What you are asked to do:
Give back the full listing verbatim, apart from its images.

Rows:
================================
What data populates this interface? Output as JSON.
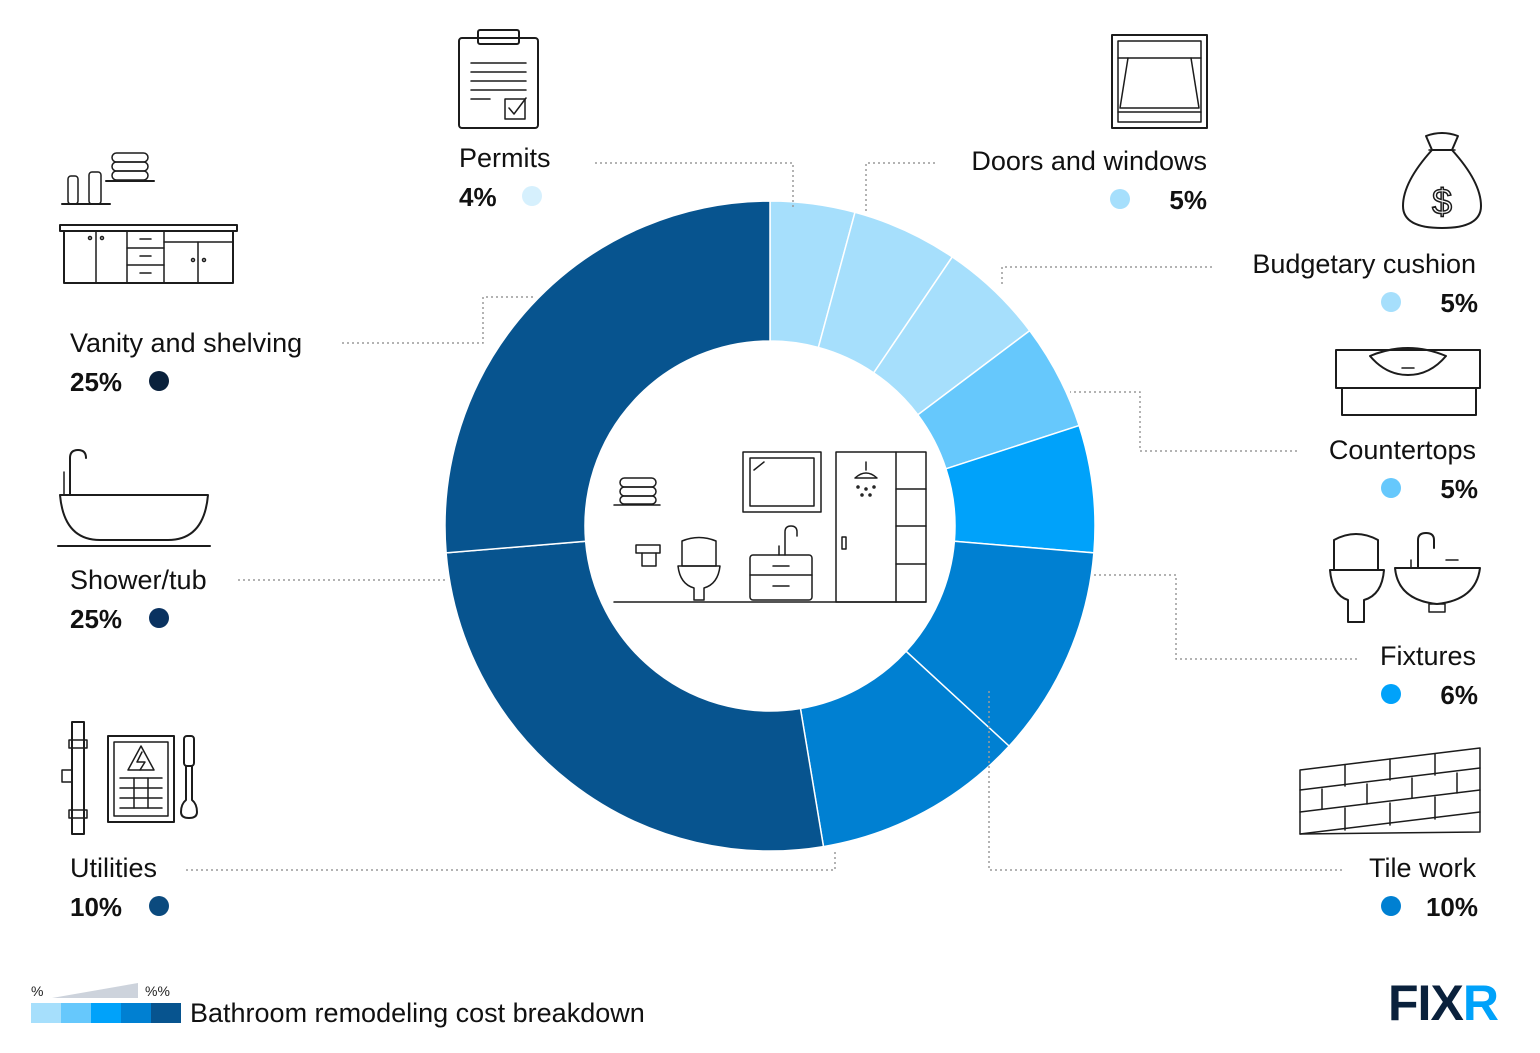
{
  "chart_data": {
    "type": "pie",
    "style": "donut",
    "categories": [
      "Permits",
      "Doors and windows",
      "Budgetary cushion",
      "Countertops",
      "Fixtures",
      "Tile work",
      "Utilities",
      "Shower/tub",
      "Vanity and shelving"
    ],
    "values": [
      4,
      5,
      5,
      5,
      6,
      10,
      10,
      25,
      25
    ],
    "value_labels": [
      "4%",
      "5%",
      "5%",
      "5%",
      "6%",
      "10%",
      "10%",
      "25%",
      "25%"
    ],
    "colors": [
      "#a6dffc",
      "#a6dffc",
      "#a6dffc",
      "#66c8fc",
      "#00a2fa",
      "#0080d2",
      "#0080d2",
      "#07548f",
      "#07548f"
    ],
    "dot_colors": [
      "#d6f0fd",
      "#a6dffc",
      "#a6dffc",
      "#66c8fc",
      "#00a2fa",
      "#0080d2",
      "#0b4a7e",
      "#0a3260",
      "#0a213c"
    ]
  },
  "legend": {
    "min_label": "%",
    "max_label": "%%",
    "title": "Bathroom remodeling cost breakdown",
    "swatches": [
      "#a6dffc",
      "#66c8fc",
      "#00a2fa",
      "#0080d2",
      "#07548f"
    ]
  },
  "brand": {
    "name": "FIXR",
    "text_color": "#0a213c",
    "accent_color": "#00a2fa"
  },
  "icons": [
    "clipboard-icon",
    "window-icon",
    "money-bag-icon",
    "countertop-sink-icon",
    "toilet-sink-icon",
    "tile-wall-icon",
    "towels-shelf-icon",
    "vanity-icon",
    "bathtub-icon",
    "utilities-icon",
    "bathroom-scene-icon"
  ]
}
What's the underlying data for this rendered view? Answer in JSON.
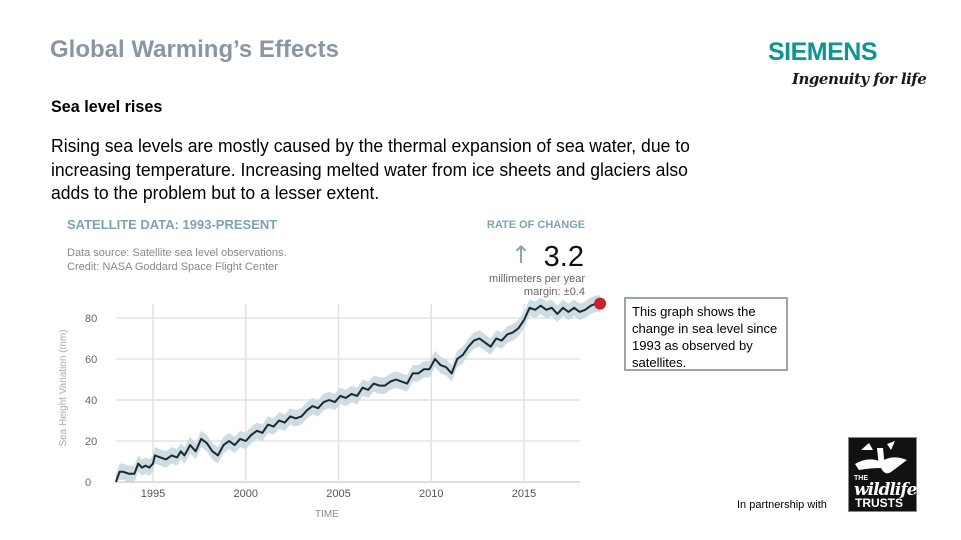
{
  "slide": {
    "title": "Global Warming’s Effects",
    "brand": {
      "name": "SIEMENS",
      "tagline": "Ingenuity for life",
      "color": "#0f9494"
    },
    "subtitle": "Sea level rises",
    "body": "Rising sea levels are mostly caused by the thermal expansion of sea water, due to increasing temperature.  Increasing melted water from ice sheets and glaciers also adds to the problem but to a lesser extent.",
    "note": "This graph shows the change in sea level since 1993 as observed by satellites.",
    "partner_label": "In partnership with",
    "partner_logo": {
      "the": "THE",
      "wildlife": "wildlife",
      "trusts": "TRUSTS",
      "icon": "badger-icon"
    }
  },
  "chart_data": {
    "type": "line",
    "title": "SATELLITE DATA: 1993-PRESENT",
    "source_lines": [
      "Data source: Satellite sea level observations.",
      "Credit: NASA Goddard Space Flight Center"
    ],
    "rate": {
      "label": "RATE OF CHANGE",
      "arrow": "↑",
      "value": "3.2",
      "unit": "millimeters per year",
      "margin": "margin: ±0.4"
    },
    "xlabel": "TIME",
    "ylabel": "Sea Height Variation (mm)",
    "xlim": [
      1993,
      2019.3
    ],
    "ylim": [
      0,
      85
    ],
    "xticks": [
      1995,
      2000,
      2005,
      2010,
      2015
    ],
    "yticks": [
      0,
      20,
      40,
      60,
      80
    ],
    "grid": true,
    "colors": {
      "line": "#1c2a2e",
      "band": "#c9d9e0",
      "title": "#7fa3ad",
      "endpoint": "#c8222a"
    },
    "uncertainty_mm": 4,
    "series": [
      {
        "name": "Sea height variation",
        "x": [
          1993.0,
          1993.2,
          1993.4,
          1993.7,
          1994.0,
          1994.2,
          1994.4,
          1994.6,
          1994.8,
          1995.0,
          1995.1,
          1995.4,
          1995.7,
          1996.0,
          1996.3,
          1996.5,
          1996.7,
          1997.0,
          1997.3,
          1997.6,
          1997.9,
          1998.2,
          1998.5,
          1998.8,
          1999.1,
          1999.4,
          1999.7,
          2000.0,
          2000.3,
          2000.6,
          2000.9,
          2001.2,
          2001.5,
          2001.8,
          2002.1,
          2002.4,
          2002.7,
          2003.0,
          2003.3,
          2003.6,
          2003.9,
          2004.2,
          2004.5,
          2004.8,
          2005.1,
          2005.4,
          2005.7,
          2006.0,
          2006.3,
          2006.6,
          2006.9,
          2007.2,
          2007.5,
          2007.8,
          2008.1,
          2008.4,
          2008.7,
          2009.0,
          2009.3,
          2009.6,
          2009.9,
          2010.2,
          2010.5,
          2010.8,
          2011.1,
          2011.4,
          2011.7,
          2012.0,
          2012.3,
          2012.6,
          2012.9,
          2013.2,
          2013.5,
          2013.8,
          2014.1,
          2014.4,
          2014.7,
          2015.0,
          2015.3,
          2015.6,
          2015.9,
          2016.2,
          2016.5,
          2016.8,
          2017.1,
          2017.4,
          2017.7,
          2018.0,
          2018.3,
          2018.6,
          2018.9,
          2019.1
        ],
        "values": [
          0,
          5,
          5,
          4,
          4,
          9,
          7,
          8,
          7,
          9,
          13,
          12,
          11,
          13,
          12,
          15,
          13,
          18,
          15,
          21,
          19,
          15,
          13,
          18,
          20,
          18,
          21,
          20,
          23,
          25,
          24,
          28,
          27,
          30,
          29,
          32,
          31,
          32,
          35,
          37,
          36,
          39,
          40,
          39,
          42,
          41,
          43,
          42,
          46,
          45,
          48,
          47,
          47,
          49,
          50,
          49,
          48,
          53,
          53,
          55,
          55,
          60,
          57,
          56,
          53,
          60,
          62,
          66,
          69,
          70,
          68,
          66,
          70,
          69,
          72,
          73,
          75,
          79,
          85,
          84,
          86,
          84,
          85,
          82,
          85,
          83,
          85,
          83,
          84,
          86,
          87,
          87
        ]
      }
    ]
  }
}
================================
Solution:
What data populates this interface? Output as JSON.
{
  "chart_data": {
    "type": "pie",
    "style": "donut",
    "categories": [
      "Permits",
      "Doors and windows",
      "Budgetary cushion",
      "Countertops",
      "Fixtures",
      "Tile work",
      "Utilities",
      "Shower/tub",
      "Vanity and shelving"
    ],
    "values": [
      4,
      5,
      5,
      5,
      6,
      10,
      10,
      25,
      25
    ],
    "value_labels": [
      "4%",
      "5%",
      "5%",
      "5%",
      "6%",
      "10%",
      "10%",
      "25%",
      "25%"
    ],
    "colors": [
      "#a6dffc",
      "#a6dffc",
      "#a6dffc",
      "#66c8fc",
      "#00a2fa",
      "#0080d2",
      "#0080d2",
      "#07548f",
      "#07548f"
    ],
    "dot_colors": [
      "#d6f0fd",
      "#a6dffc",
      "#a6dffc",
      "#66c8fc",
      "#00a2fa",
      "#0080d2",
      "#0b4a7e",
      "#0a3260",
      "#0a213c"
    ]
  },
  "legend": {
    "min_label": "%",
    "max_label": "%%",
    "title": "Bathroom remodeling cost breakdown",
    "swatches": [
      "#a6dffc",
      "#66c8fc",
      "#00a2fa",
      "#0080d2",
      "#07548f"
    ]
  },
  "brand": {
    "name": "FIXR",
    "text_color": "#0a213c",
    "accent_color": "#00a2fa"
  },
  "icons": [
    "clipboard-icon",
    "window-icon",
    "money-bag-icon",
    "countertop-sink-icon",
    "toilet-sink-icon",
    "tile-wall-icon",
    "towels-shelf-icon",
    "vanity-icon",
    "bathtub-icon",
    "utilities-icon",
    "bathroom-scene-icon"
  ]
}
What's the underlying data for this rendered view? Answer in JSON.
{
  "slide": {
    "title": "Global Warming’s Effects",
    "brand": {
      "name": "SIEMENS",
      "tagline": "Ingenuity for life",
      "color": "#0f9494"
    },
    "subtitle": "Sea level rises",
    "body": "Rising sea levels are mostly caused by the thermal expansion of sea water, due to increasing temperature.  Increasing melted water from ice sheets and glaciers also adds to the problem but to a lesser extent.",
    "note": "This graph shows the change in sea level since 1993 as observed by satellites.",
    "partner_label": "In partnership with",
    "partner_logo": {
      "the": "THE",
      "wildlife": "wildlife",
      "trusts": "TRUSTS",
      "icon": "badger-icon"
    }
  },
  "chart_data": {
    "type": "line",
    "title": "SATELLITE DATA: 1993-PRESENT",
    "source_lines": [
      "Data source: Satellite sea level observations.",
      "Credit: NASA Goddard Space Flight Center"
    ],
    "rate": {
      "label": "RATE OF CHANGE",
      "arrow": "↑",
      "value": "3.2",
      "unit": "millimeters per year",
      "margin": "margin: ±0.4"
    },
    "xlabel": "TIME",
    "ylabel": "Sea Height Variation (mm)",
    "xlim": [
      1993,
      2019.3
    ],
    "ylim": [
      0,
      85
    ],
    "xticks": [
      1995,
      2000,
      2005,
      2010,
      2015
    ],
    "yticks": [
      0,
      20,
      40,
      60,
      80
    ],
    "grid": true,
    "colors": {
      "line": "#1c2a2e",
      "band": "#c9d9e0",
      "title": "#7fa3ad",
      "endpoint": "#c8222a"
    },
    "uncertainty_mm": 4,
    "series": [
      {
        "name": "Sea height variation",
        "x": [
          1993.0,
          1993.2,
          1993.4,
          1993.7,
          1994.0,
          1994.2,
          1994.4,
          1994.6,
          1994.8,
          1995.0,
          1995.1,
          1995.4,
          1995.7,
          1996.0,
          1996.3,
          1996.5,
          1996.7,
          1997.0,
          1997.3,
          1997.6,
          1997.9,
          1998.2,
          1998.5,
          1998.8,
          1999.1,
          1999.4,
          1999.7,
          2000.0,
          2000.3,
          2000.6,
          2000.9,
          2001.2,
          2001.5,
          2001.8,
          2002.1,
          2002.4,
          2002.7,
          2003.0,
          2003.3,
          2003.6,
          2003.9,
          2004.2,
          2004.5,
          2004.8,
          2005.1,
          2005.4,
          2005.7,
          2006.0,
          2006.3,
          2006.6,
          2006.9,
          2007.2,
          2007.5,
          2007.8,
          2008.1,
          2008.4,
          2008.7,
          2009.0,
          2009.3,
          2009.6,
          2009.9,
          2010.2,
          2010.5,
          2010.8,
          2011.1,
          2011.4,
          2011.7,
          2012.0,
          2012.3,
          2012.6,
          2012.9,
          2013.2,
          2013.5,
          2013.8,
          2014.1,
          2014.4,
          2014.7,
          2015.0,
          2015.3,
          2015.6,
          2015.9,
          2016.2,
          2016.5,
          2016.8,
          2017.1,
          2017.4,
          2017.7,
          2018.0,
          2018.3,
          2018.6,
          2018.9,
          2019.1
        ],
        "values": [
          0,
          5,
          5,
          4,
          4,
          9,
          7,
          8,
          7,
          9,
          13,
          12,
          11,
          13,
          12,
          15,
          13,
          18,
          15,
          21,
          19,
          15,
          13,
          18,
          20,
          18,
          21,
          20,
          23,
          25,
          24,
          28,
          27,
          30,
          29,
          32,
          31,
          32,
          35,
          37,
          36,
          39,
          40,
          39,
          42,
          41,
          43,
          42,
          46,
          45,
          48,
          47,
          47,
          49,
          50,
          49,
          48,
          53,
          53,
          55,
          55,
          60,
          57,
          56,
          53,
          60,
          62,
          66,
          69,
          70,
          68,
          66,
          70,
          69,
          72,
          73,
          75,
          79,
          85,
          84,
          86,
          84,
          85,
          82,
          85,
          83,
          85,
          83,
          84,
          86,
          87,
          87
        ]
      }
    ]
  }
}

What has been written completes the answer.